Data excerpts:
______________________________
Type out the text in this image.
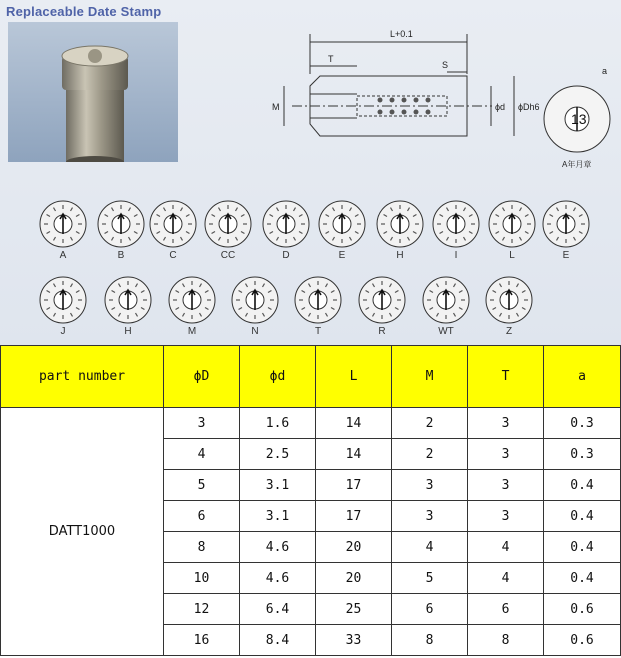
Replaceable Date Stamp
L+0.1
T
S
M	ϕd ϕDh6
a
A年月章
13
A	B	C	CC	D	E	H	I	L	E
J	H	M	N	T	R	WT	Z
part number	ϕD	ϕd	L	M	T	a
DATT1000	3	1.6	14	2	3	0.3
	4	2.5	14	2	3	0.3
	5	3.1	17	3	3	0.4
	6	3.1	17	3	3	0.4
	8	4.6	20	4	4	0.4
	10	4.6	20	5	4	0.4
	12	6.4	25	6	6	0.6
	16	8.4	33	8	8	0.6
______________________________
Copy out the entries verbatim and leave the images out.

▶ **Solution to this exercise**:
Type out the text in this image.
Replaceable Date Stamp
L+0.1
T
S
M	ϕd ϕDh6
a
A年月章
13
A	B	C	CC	D	E	H	I	L	E
J	H	M	N	T	R	WT	Z
part number	ϕD	ϕd	L	M	T	a
DATT1000	3	1.6	14	2	3	0.3
	4	2.5	14	2	3	0.3
	5	3.1	17	3	3	0.4
	6	3.1	17	3	3	0.4
	8	4.6	20	4	4	0.4
	10	4.6	20	5	4	0.4
	12	6.4	25	6	6	0.6
	16	8.4	33	8	8	0.6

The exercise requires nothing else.